THE EXERCISE
A single number is the answer here: how many lines of the entries contain "pointer"?

[Stored dataset items]

↓↓↓

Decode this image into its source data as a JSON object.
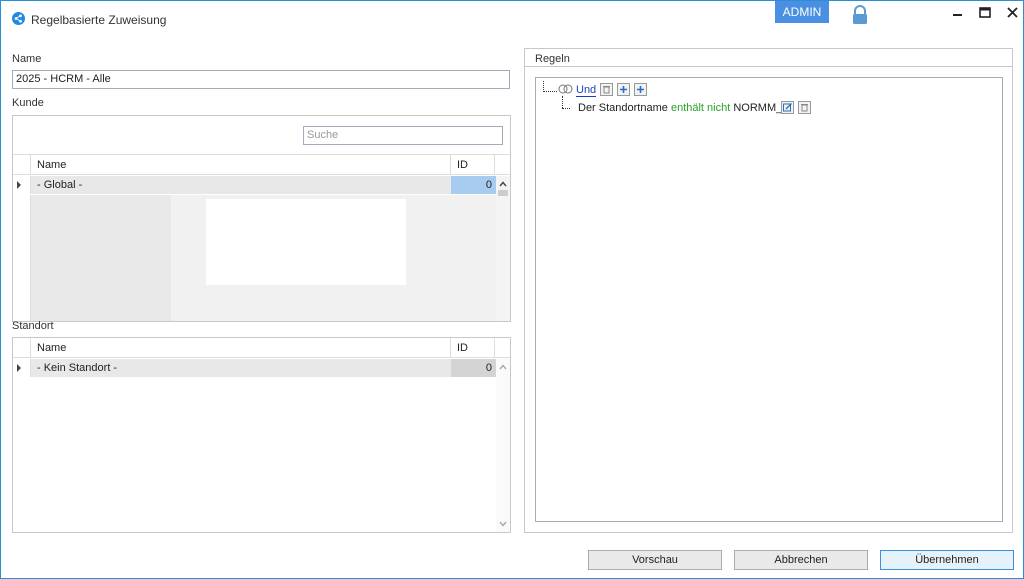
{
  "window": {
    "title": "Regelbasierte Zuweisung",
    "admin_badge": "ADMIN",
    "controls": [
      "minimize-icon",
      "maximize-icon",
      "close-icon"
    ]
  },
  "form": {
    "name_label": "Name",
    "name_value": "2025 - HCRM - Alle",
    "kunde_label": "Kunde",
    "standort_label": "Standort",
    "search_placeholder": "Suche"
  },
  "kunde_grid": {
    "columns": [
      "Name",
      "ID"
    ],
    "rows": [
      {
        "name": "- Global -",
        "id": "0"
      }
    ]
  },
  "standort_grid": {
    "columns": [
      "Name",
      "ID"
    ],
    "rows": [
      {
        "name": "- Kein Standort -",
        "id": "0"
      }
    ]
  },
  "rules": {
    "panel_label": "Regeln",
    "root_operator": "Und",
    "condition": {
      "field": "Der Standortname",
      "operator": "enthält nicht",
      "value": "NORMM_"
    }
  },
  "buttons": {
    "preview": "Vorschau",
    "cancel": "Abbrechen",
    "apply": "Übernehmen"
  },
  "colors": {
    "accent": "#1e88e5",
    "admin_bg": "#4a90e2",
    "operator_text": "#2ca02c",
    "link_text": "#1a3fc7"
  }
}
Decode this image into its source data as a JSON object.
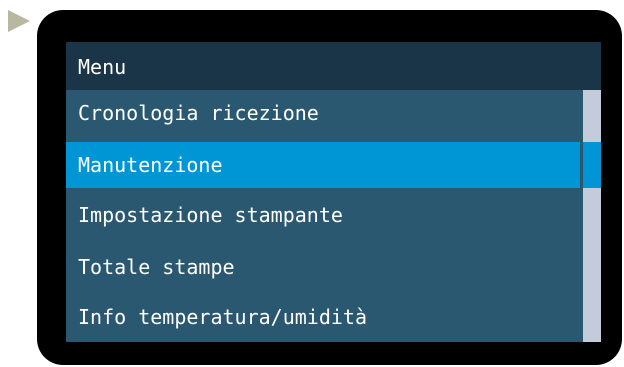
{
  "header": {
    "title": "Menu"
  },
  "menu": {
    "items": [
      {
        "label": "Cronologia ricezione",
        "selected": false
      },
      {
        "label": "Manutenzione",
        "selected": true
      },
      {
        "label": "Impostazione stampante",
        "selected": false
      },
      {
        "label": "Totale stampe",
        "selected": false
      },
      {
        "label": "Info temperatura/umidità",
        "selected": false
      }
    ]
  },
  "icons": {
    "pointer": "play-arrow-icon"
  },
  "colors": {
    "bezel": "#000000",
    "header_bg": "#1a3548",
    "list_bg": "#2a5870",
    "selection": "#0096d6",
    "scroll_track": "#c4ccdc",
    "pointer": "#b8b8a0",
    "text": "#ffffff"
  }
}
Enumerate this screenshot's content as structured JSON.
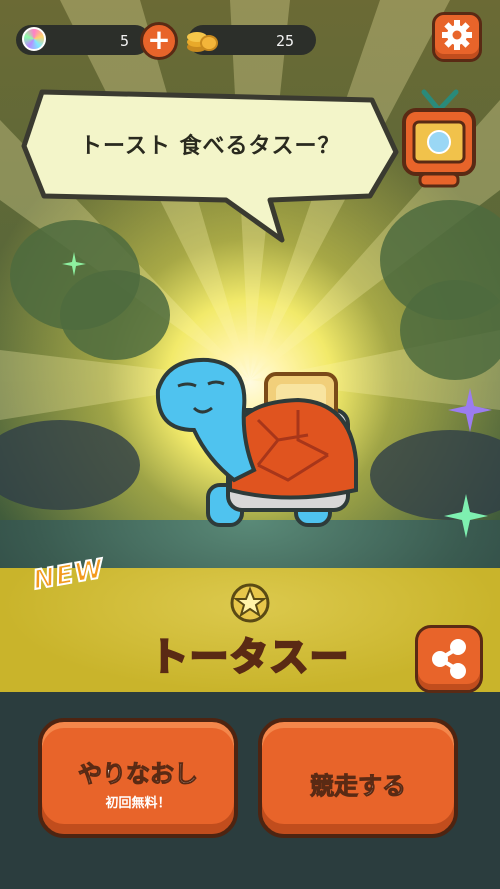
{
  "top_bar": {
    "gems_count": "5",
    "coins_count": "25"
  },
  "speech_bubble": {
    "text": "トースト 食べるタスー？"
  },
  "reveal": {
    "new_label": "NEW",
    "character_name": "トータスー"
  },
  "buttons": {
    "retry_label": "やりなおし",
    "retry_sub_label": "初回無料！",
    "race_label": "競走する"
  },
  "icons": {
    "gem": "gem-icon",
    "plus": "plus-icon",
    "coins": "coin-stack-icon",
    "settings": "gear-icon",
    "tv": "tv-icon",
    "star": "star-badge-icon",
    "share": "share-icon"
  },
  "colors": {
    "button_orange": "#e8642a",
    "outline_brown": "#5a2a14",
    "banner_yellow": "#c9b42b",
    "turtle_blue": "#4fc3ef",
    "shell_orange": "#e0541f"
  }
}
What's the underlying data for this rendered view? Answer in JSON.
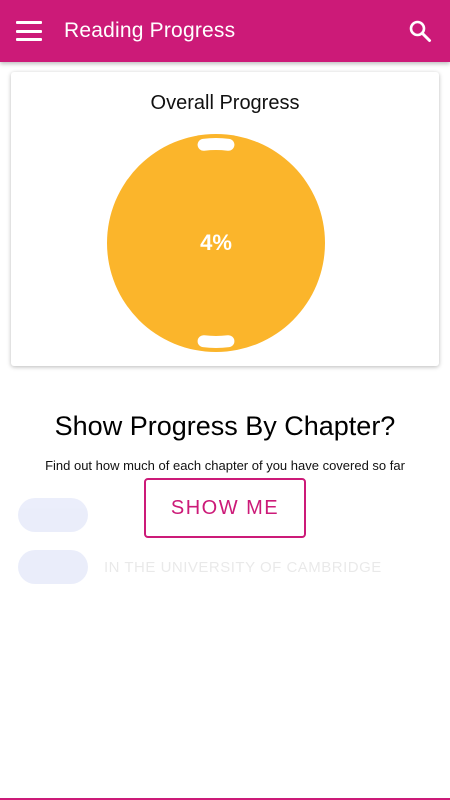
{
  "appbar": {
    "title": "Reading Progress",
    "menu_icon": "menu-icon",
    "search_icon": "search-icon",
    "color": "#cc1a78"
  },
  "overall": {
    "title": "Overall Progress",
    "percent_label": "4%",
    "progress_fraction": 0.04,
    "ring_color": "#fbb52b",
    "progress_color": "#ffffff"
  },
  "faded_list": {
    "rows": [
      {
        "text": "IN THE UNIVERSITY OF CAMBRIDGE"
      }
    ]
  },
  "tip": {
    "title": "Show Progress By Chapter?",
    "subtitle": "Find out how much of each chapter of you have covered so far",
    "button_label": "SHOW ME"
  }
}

↑↑↑
↓↓↓

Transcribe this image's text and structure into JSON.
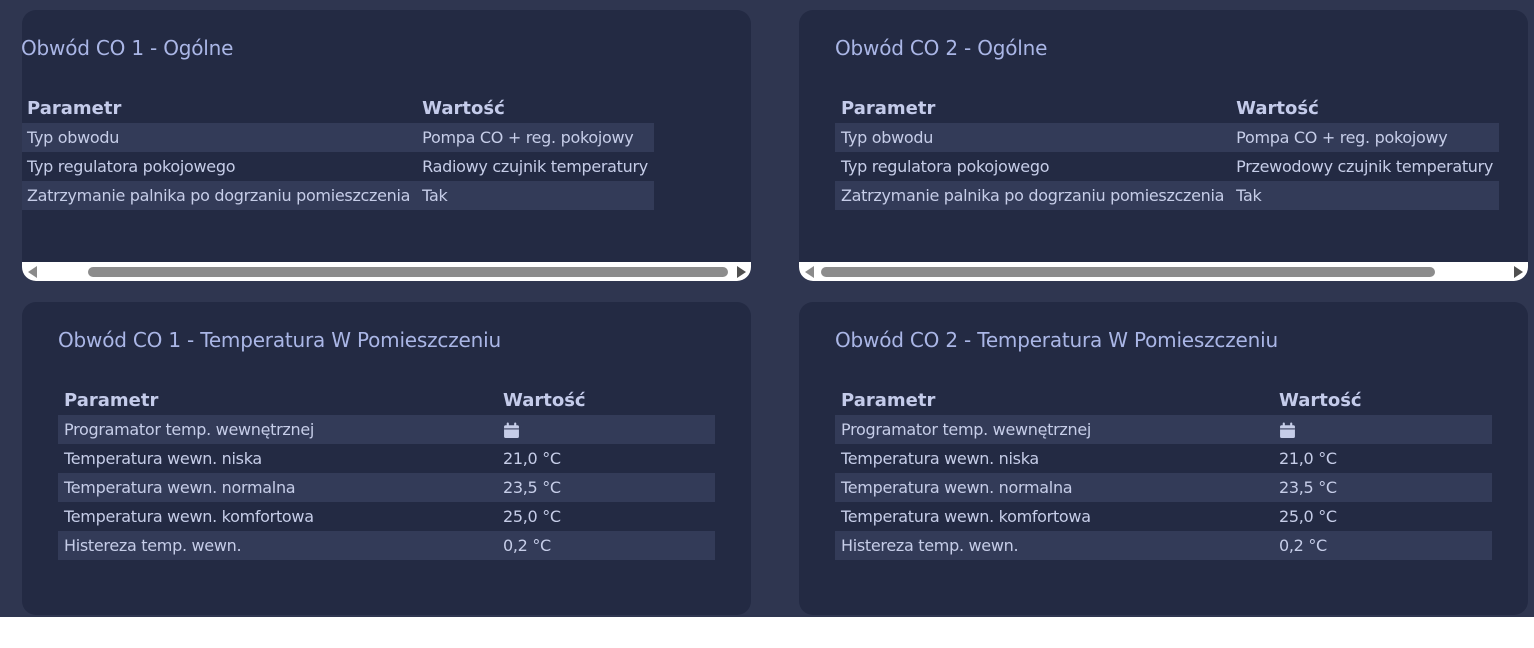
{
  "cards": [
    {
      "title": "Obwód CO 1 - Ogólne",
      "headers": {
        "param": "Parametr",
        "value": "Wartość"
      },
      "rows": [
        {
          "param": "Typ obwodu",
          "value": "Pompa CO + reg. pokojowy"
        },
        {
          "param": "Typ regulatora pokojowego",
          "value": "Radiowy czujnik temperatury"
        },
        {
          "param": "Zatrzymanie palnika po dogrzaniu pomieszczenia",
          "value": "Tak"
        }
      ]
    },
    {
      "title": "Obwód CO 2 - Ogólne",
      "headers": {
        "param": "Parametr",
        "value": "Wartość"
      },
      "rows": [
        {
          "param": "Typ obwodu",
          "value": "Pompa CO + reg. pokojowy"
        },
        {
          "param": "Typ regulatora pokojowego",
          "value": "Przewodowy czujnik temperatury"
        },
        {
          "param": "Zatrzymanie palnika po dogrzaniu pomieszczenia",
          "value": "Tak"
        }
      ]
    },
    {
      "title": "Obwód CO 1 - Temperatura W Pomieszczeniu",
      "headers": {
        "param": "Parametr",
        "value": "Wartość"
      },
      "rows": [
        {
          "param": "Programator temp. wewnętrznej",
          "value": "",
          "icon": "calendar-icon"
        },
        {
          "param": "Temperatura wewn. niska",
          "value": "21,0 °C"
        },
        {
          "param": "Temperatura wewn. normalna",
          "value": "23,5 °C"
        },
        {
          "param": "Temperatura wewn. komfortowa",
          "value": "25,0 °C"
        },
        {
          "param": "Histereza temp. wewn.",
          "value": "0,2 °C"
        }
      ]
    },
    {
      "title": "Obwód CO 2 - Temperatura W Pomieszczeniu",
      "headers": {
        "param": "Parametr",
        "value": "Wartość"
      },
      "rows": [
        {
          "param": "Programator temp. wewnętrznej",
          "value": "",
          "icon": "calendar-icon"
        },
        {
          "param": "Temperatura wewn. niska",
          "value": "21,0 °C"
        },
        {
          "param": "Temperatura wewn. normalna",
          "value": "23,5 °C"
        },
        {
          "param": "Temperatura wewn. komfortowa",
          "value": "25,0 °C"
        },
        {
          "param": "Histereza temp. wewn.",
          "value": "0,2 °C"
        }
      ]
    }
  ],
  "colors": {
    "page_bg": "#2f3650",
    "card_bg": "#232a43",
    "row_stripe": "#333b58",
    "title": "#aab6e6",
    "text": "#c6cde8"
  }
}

↑↑↑

THE REPLY
2